### [Task requirements]
Copy each line that has the string "Centralidad" somewhere in it.
— begin Data lines —
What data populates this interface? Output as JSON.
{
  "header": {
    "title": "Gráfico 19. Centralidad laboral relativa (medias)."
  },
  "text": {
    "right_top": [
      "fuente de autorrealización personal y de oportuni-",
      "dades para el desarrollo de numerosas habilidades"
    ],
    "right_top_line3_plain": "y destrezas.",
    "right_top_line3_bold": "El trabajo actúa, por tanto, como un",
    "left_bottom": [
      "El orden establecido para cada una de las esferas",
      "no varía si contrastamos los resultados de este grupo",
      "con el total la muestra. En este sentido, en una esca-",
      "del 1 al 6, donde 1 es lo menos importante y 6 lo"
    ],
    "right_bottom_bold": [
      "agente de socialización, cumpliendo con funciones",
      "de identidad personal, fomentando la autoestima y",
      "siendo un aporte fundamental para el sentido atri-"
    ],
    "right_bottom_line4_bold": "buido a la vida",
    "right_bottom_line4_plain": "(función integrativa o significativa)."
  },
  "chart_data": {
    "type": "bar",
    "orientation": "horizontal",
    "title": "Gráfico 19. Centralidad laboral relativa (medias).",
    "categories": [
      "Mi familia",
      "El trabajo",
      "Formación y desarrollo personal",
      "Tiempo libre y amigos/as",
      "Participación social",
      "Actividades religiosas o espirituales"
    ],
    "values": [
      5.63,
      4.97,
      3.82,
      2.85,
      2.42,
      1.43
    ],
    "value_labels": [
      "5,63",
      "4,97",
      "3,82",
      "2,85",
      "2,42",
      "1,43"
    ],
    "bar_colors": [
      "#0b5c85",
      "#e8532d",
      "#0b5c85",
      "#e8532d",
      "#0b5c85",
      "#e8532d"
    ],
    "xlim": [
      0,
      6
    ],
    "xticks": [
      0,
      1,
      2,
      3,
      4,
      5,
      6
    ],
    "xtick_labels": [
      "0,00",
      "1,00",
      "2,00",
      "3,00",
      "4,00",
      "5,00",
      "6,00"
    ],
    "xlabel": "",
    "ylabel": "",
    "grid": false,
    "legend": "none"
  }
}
— end Data lines —
### [Task response]
    "title": "Gráfico 19. Centralidad laboral relativa (medias)."
    "title": "Gráfico 19. Centralidad laboral relativa (medias).",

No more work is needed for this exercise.